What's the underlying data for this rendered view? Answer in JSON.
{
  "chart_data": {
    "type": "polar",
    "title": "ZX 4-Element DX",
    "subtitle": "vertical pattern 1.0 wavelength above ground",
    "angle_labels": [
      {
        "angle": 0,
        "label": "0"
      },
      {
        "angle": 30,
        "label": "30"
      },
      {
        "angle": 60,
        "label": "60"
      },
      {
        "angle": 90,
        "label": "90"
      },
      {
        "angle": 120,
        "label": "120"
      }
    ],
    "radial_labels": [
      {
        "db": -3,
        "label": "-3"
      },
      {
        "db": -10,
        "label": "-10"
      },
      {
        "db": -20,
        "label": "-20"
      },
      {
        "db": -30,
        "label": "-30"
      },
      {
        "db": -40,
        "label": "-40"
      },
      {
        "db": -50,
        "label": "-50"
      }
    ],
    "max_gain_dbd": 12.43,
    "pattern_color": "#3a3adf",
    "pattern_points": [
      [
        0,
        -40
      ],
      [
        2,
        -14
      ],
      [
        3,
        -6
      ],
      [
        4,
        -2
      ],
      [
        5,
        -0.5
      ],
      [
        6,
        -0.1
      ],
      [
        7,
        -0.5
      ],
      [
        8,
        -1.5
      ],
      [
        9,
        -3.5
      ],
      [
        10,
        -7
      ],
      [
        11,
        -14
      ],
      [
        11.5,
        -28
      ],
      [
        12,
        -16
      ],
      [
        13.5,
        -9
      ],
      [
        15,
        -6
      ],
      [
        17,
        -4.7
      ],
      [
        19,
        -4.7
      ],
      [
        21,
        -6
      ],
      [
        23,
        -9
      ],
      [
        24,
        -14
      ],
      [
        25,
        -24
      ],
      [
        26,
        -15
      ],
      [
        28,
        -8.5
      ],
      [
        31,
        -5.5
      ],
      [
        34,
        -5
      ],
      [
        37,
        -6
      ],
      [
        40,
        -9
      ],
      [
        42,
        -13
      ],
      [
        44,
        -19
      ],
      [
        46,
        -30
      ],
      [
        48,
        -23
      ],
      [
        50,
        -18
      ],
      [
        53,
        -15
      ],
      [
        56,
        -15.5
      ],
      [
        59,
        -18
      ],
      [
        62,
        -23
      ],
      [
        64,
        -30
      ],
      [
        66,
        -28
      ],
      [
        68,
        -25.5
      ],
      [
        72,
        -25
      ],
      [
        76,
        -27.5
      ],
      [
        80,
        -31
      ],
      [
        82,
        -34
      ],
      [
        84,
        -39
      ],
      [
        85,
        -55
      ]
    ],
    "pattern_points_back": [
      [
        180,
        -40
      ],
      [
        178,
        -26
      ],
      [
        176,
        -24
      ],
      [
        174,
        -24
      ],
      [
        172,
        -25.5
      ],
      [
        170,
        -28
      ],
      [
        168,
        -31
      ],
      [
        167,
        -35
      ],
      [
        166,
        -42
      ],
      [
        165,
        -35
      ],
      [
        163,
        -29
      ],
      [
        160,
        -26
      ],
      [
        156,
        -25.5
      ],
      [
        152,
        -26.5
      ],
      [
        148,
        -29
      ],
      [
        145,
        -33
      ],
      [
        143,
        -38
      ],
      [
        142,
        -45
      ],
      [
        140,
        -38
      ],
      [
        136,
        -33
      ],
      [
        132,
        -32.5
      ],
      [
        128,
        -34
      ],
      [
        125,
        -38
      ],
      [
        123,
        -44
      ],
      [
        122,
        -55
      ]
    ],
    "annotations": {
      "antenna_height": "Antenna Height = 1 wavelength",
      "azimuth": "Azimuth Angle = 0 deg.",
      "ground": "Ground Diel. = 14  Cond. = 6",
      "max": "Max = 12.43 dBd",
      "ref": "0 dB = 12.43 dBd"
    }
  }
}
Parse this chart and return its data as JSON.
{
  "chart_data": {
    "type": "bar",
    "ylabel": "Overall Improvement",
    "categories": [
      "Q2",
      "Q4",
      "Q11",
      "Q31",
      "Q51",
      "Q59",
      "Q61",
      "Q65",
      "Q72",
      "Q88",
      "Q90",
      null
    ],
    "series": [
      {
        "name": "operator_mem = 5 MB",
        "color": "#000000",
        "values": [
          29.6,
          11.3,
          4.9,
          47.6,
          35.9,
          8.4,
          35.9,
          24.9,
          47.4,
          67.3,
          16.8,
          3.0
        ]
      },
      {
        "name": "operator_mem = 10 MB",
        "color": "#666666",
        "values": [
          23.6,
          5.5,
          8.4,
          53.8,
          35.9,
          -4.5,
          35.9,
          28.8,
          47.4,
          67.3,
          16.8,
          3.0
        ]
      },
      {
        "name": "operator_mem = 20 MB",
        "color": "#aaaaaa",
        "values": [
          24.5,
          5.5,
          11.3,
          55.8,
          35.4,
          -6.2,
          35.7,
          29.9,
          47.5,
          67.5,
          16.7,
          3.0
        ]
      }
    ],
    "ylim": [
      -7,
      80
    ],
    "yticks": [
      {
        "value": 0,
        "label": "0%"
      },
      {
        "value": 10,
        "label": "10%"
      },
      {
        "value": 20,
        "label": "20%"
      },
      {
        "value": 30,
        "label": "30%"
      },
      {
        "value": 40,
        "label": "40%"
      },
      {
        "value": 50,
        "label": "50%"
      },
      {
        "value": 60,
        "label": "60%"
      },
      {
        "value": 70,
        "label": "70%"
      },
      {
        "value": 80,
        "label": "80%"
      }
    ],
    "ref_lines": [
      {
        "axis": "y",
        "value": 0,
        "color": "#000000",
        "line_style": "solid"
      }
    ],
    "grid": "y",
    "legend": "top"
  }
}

What you need to do:
Show every line in the records above that contains the word "wavelength".

Result of the exercise:
    "subtitle": "vertical pattern 1.0 wavelength above ground",
      "antenna_height": "Antenna Height = 1 wavelength",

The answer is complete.